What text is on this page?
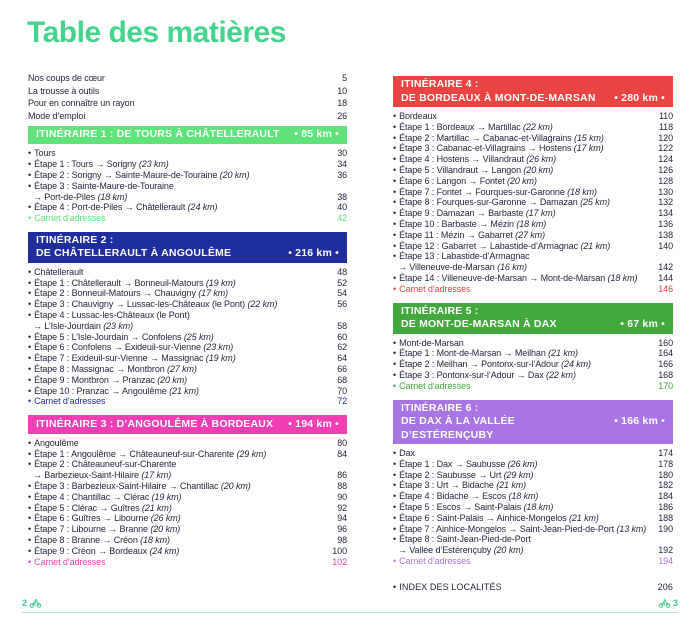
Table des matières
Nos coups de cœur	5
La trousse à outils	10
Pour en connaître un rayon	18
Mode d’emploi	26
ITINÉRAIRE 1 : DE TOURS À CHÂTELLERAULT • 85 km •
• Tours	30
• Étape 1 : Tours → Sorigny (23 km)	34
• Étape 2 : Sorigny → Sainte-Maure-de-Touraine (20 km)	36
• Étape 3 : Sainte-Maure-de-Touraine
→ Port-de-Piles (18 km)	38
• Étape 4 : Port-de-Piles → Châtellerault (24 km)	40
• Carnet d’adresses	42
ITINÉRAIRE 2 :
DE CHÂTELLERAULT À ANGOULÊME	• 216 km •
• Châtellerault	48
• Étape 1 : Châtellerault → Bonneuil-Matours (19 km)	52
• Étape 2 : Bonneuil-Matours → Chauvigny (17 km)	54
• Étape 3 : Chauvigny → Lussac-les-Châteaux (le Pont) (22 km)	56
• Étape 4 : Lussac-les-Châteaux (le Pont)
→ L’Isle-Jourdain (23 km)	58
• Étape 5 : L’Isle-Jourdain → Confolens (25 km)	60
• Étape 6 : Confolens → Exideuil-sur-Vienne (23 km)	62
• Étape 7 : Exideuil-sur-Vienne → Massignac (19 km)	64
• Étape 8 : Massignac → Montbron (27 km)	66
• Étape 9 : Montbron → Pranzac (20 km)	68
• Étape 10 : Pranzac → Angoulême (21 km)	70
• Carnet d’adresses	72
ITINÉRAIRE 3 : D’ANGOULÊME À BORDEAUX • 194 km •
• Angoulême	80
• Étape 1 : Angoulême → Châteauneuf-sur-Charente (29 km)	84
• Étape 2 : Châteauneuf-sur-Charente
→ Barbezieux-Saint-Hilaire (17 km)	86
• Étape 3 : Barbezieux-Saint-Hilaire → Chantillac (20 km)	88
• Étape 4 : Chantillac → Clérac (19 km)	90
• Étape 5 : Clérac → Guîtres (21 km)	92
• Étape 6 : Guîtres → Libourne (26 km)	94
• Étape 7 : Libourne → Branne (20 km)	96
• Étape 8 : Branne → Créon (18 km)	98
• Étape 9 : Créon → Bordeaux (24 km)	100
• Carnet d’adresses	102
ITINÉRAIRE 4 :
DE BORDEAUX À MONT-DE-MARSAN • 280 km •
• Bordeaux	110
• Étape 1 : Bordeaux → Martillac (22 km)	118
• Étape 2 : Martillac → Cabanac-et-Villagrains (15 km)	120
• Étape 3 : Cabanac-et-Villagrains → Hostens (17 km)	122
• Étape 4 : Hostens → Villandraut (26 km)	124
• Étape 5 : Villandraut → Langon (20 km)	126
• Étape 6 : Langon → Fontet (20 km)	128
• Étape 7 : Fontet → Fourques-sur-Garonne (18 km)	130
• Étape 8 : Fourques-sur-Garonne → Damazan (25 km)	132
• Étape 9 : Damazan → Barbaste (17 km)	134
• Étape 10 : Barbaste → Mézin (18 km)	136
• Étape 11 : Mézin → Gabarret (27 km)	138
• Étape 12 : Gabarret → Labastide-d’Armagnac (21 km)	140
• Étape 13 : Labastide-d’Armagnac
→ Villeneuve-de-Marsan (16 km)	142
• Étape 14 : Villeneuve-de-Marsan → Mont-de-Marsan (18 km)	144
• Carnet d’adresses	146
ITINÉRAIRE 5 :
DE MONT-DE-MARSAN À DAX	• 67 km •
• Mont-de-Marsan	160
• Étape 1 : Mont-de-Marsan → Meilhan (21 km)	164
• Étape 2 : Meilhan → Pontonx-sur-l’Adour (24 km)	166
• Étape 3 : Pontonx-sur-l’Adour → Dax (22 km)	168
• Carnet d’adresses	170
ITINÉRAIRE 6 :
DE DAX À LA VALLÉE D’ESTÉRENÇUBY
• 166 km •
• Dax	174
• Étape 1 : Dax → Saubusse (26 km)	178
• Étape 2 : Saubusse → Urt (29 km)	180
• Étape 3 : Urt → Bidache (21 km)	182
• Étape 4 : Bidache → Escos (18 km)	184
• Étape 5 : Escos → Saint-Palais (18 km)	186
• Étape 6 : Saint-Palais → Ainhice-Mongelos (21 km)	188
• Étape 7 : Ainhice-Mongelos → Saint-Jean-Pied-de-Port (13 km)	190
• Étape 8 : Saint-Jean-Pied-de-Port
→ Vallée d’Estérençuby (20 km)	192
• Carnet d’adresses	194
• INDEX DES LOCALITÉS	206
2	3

_ _ _ _

§ What you should do
Give every record again exactly, apart from the pictures, which stay out.

§ Output for this exercise
What text is on this page?
Table des matières
Nos coups de cœur	5
La trousse à outils	10
Pour en connaître un rayon	18
Mode d’emploi	26
ITINÉRAIRE 1 : DE TOURS À CHÂTELLERAULT • 85 km •
• Tours	30
• Étape 1 : Tours → Sorigny (23 km)	34
• Étape 2 : Sorigny → Sainte-Maure-de-Touraine (20 km)	36
• Étape 3 : Sainte-Maure-de-Touraine
→ Port-de-Piles (18 km)	38
• Étape 4 : Port-de-Piles → Châtellerault (24 km)	40
• Carnet d’adresses	42
ITINÉRAIRE 2 :
DE CHÂTELLERAULT À ANGOULÊME	• 216 km •
• Châtellerault	48
• Étape 1 : Châtellerault → Bonneuil-Matours (19 km)	52
• Étape 2 : Bonneuil-Matours → Chauvigny (17 km)	54
• Étape 3 : Chauvigny → Lussac-les-Châteaux (le Pont) (22 km)	56
• Étape 4 : Lussac-les-Châteaux (le Pont)
→ L’Isle-Jourdain (23 km)	58
• Étape 5 : L’Isle-Jourdain → Confolens (25 km)	60
• Étape 6 : Confolens → Exideuil-sur-Vienne (23 km)	62
• Étape 7 : Exideuil-sur-Vienne → Massignac (19 km)	64
• Étape 8 : Massignac → Montbron (27 km)	66
• Étape 9 : Montbron → Pranzac (20 km)	68
• Étape 10 : Pranzac → Angoulême (21 km)	70
• Carnet d’adresses	72
ITINÉRAIRE 3 : D’ANGOULÊME À BORDEAUX • 194 km •
• Angoulême	80
• Étape 1 : Angoulême → Châteauneuf-sur-Charente (29 km)	84
• Étape 2 : Châteauneuf-sur-Charente
→ Barbezieux-Saint-Hilaire (17 km)	86
• Étape 3 : Barbezieux-Saint-Hilaire → Chantillac (20 km)	88
• Étape 4 : Chantillac → Clérac (19 km)	90
• Étape 5 : Clérac → Guîtres (21 km)	92
• Étape 6 : Guîtres → Libourne (26 km)	94
• Étape 7 : Libourne → Branne (20 km)	96
• Étape 8 : Branne → Créon (18 km)	98
• Étape 9 : Créon → Bordeaux (24 km)	100
• Carnet d’adresses	102
ITINÉRAIRE 4 :
DE BORDEAUX À MONT-DE-MARSAN • 280 km •
• Bordeaux	110
• Étape 1 : Bordeaux → Martillac (22 km)	118
• Étape 2 : Martillac → Cabanac-et-Villagrains (15 km)	120
• Étape 3 : Cabanac-et-Villagrains → Hostens (17 km)	122
• Étape 4 : Hostens → Villandraut (26 km)	124
• Étape 5 : Villandraut → Langon (20 km)	126
• Étape 6 : Langon → Fontet (20 km)	128
• Étape 7 : Fontet → Fourques-sur-Garonne (18 km)	130
• Étape 8 : Fourques-sur-Garonne → Damazan (25 km)	132
• Étape 9 : Damazan → Barbaste (17 km)	134
• Étape 10 : Barbaste → Mézin (18 km)	136
• Étape 11 : Mézin → Gabarret (27 km)	138
• Étape 12 : Gabarret → Labastide-d’Armagnac (21 km)	140
• Étape 13 : Labastide-d’Armagnac
→ Villeneuve-de-Marsan (16 km)	142
• Étape 14 : Villeneuve-de-Marsan → Mont-de-Marsan (18 km)	144
• Carnet d’adresses	146
ITINÉRAIRE 5 :
DE MONT-DE-MARSAN À DAX	• 67 km •
• Mont-de-Marsan	160
• Étape 1 : Mont-de-Marsan → Meilhan (21 km)	164
• Étape 2 : Meilhan → Pontonx-sur-l’Adour (24 km)	166
• Étape 3 : Pontonx-sur-l’Adour → Dax (22 km)	168
• Carnet d’adresses	170
ITINÉRAIRE 6 :
DE DAX À LA VALLÉE D’ESTÉRENÇUBY
• 166 km •
• Dax	174
• Étape 1 : Dax → Saubusse (26 km)	178
• Étape 2 : Saubusse → Urt (29 km)	180
• Étape 3 : Urt → Bidache (21 km)	182
• Étape 4 : Bidache → Escos (18 km)	184
• Étape 5 : Escos → Saint-Palais (18 km)	186
• Étape 6 : Saint-Palais → Ainhice-Mongelos (21 km)	188
• Étape 7 : Ainhice-Mongelos → Saint-Jean-Pied-de-Port (13 km)	190
• Étape 8 : Saint-Jean-Pied-de-Port
→ Vallée d’Estérençuby (20 km)	192
• Carnet d’adresses	194
• INDEX DES LOCALITÉS	206
2	3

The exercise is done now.